■ **Data for this task**
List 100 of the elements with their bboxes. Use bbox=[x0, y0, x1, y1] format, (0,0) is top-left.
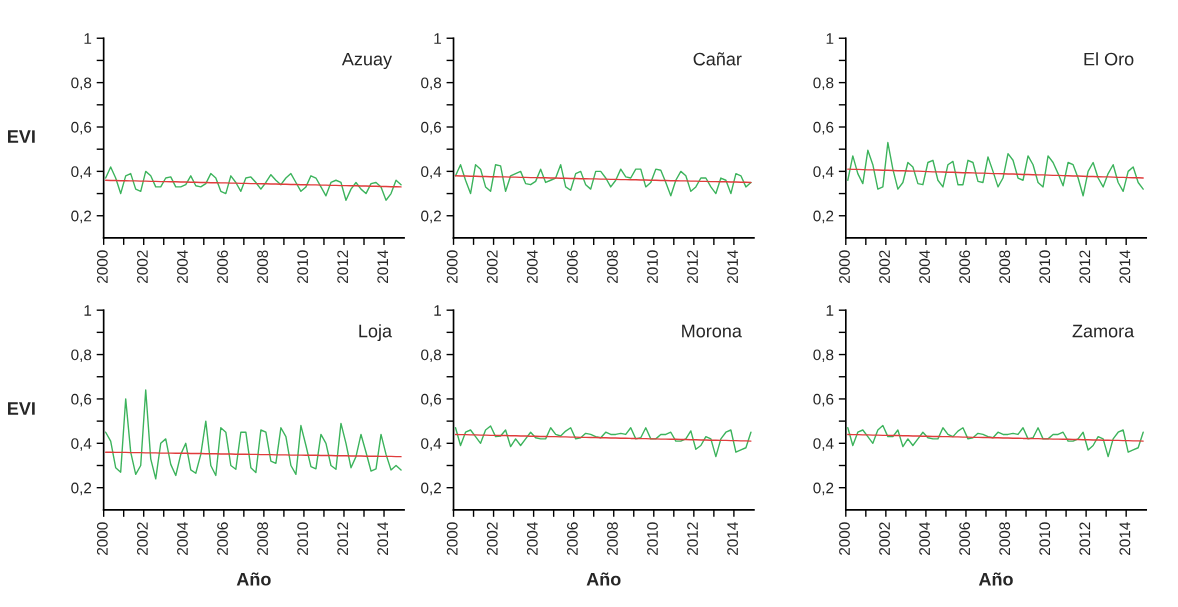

* * *

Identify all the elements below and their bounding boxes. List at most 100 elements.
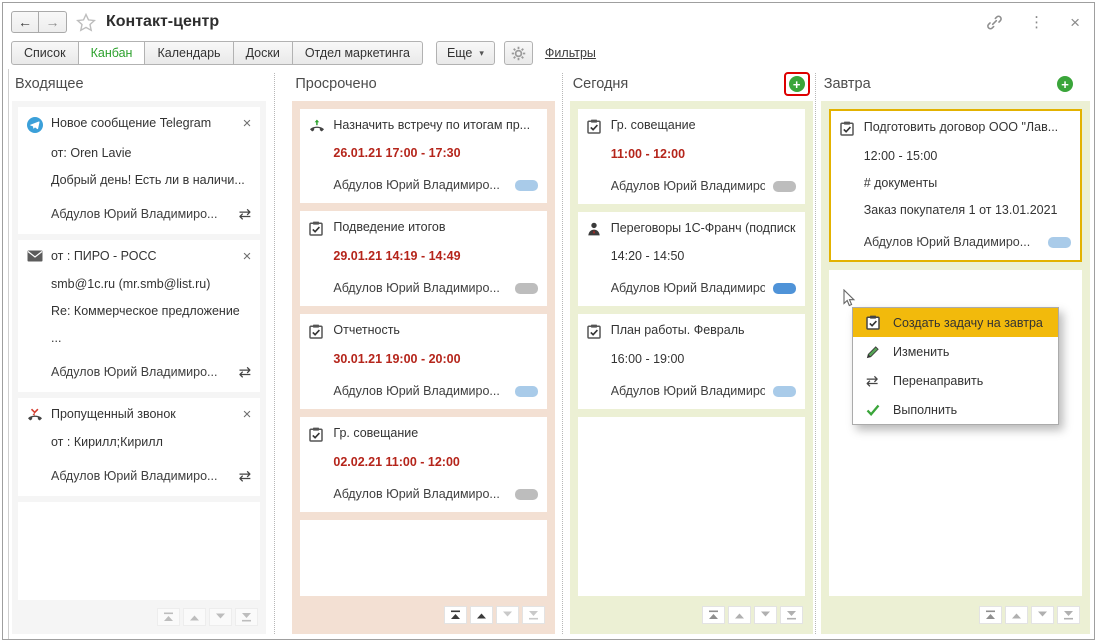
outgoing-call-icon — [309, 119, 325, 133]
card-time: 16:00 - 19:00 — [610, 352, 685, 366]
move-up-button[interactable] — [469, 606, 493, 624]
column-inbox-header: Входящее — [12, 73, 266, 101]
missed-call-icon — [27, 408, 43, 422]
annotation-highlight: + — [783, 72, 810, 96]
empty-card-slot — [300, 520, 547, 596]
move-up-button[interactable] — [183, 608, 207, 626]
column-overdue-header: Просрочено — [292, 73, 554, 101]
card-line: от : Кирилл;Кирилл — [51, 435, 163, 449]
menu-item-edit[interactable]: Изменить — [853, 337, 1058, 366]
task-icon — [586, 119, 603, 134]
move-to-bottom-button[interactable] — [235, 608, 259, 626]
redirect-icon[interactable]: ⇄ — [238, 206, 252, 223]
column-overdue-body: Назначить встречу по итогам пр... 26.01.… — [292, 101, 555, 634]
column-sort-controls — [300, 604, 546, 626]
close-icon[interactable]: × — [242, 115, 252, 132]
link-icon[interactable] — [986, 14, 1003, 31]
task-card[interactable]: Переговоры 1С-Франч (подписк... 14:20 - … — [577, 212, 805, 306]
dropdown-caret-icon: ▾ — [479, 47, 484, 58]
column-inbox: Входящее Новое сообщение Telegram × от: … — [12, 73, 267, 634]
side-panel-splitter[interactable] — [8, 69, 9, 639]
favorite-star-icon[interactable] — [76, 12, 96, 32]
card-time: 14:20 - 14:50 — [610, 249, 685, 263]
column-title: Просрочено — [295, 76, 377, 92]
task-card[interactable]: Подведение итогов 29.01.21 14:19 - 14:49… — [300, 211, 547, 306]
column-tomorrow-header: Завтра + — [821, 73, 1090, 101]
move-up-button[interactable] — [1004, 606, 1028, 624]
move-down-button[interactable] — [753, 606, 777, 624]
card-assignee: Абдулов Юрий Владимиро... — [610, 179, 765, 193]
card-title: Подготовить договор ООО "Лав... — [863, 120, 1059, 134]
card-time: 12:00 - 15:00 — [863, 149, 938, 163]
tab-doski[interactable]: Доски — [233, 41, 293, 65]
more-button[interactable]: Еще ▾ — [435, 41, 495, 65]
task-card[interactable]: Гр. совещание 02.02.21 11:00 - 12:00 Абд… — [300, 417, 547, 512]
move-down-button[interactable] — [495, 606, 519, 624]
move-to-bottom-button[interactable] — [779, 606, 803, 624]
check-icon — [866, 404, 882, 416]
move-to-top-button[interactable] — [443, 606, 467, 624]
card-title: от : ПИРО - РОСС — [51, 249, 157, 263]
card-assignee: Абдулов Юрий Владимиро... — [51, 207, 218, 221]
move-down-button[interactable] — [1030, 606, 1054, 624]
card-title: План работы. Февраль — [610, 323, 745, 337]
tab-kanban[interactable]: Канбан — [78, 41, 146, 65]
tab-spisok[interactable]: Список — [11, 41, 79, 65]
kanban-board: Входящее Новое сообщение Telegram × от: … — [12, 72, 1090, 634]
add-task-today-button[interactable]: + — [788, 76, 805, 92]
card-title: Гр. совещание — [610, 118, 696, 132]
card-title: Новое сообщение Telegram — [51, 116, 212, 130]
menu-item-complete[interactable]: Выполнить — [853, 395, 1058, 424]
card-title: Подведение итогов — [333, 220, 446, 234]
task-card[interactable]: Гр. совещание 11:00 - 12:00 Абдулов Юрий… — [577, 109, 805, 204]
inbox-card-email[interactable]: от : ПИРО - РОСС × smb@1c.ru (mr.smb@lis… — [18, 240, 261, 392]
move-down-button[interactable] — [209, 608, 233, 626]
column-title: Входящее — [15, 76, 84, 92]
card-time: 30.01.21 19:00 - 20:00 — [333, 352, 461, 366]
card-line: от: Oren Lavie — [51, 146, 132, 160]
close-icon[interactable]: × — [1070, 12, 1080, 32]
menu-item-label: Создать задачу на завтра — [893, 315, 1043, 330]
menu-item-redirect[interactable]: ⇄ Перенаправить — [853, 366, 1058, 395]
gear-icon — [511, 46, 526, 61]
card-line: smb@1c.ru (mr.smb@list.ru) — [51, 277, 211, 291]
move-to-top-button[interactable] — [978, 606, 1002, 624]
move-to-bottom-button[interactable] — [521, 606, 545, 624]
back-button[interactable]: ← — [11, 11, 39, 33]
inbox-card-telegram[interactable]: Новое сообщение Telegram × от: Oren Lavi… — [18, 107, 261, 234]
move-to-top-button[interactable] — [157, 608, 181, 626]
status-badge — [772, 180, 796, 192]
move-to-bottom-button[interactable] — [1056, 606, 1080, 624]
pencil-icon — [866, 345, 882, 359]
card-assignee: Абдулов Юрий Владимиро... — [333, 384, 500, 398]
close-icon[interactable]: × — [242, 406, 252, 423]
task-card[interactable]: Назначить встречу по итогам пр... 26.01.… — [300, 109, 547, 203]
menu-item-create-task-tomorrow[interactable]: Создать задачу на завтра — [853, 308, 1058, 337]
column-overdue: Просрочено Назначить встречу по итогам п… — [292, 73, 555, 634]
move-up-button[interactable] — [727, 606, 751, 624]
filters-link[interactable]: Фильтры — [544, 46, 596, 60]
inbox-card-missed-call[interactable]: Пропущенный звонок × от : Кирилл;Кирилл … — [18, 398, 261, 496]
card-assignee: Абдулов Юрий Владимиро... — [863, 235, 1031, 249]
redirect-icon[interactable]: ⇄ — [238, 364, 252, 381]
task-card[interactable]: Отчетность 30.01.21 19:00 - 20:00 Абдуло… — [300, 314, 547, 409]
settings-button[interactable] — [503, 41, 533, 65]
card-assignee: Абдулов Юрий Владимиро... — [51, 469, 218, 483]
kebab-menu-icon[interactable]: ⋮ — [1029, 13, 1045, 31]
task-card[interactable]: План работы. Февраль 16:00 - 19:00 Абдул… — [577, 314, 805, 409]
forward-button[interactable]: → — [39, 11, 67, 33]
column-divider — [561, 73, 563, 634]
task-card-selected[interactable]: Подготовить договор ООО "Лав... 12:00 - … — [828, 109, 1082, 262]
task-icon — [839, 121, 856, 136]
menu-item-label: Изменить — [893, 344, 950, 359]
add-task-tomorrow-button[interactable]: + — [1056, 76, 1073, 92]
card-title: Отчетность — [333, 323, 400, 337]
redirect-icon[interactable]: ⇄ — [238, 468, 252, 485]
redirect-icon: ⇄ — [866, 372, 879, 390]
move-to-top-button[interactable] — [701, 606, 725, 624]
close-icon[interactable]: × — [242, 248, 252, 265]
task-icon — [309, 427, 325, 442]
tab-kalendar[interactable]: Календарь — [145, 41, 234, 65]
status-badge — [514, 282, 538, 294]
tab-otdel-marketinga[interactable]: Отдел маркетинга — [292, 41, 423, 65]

■ **Aim**
Reproduce the material verbatim, from the line containing "Identify all the" to the line containing "column-inbox-header: Входящее —", both lines included, and omit any pictures from your answer.

■ **Response**
Identify all the elements below and their bounding boxes. List at most 100 elements.
outgoing-call-icon — [309, 119, 325, 133]
card-time: 16:00 - 19:00 — [610, 352, 685, 366]
move-up-button[interactable] — [469, 606, 493, 624]
column-inbox-header: Входящее — [12, 73, 266, 101]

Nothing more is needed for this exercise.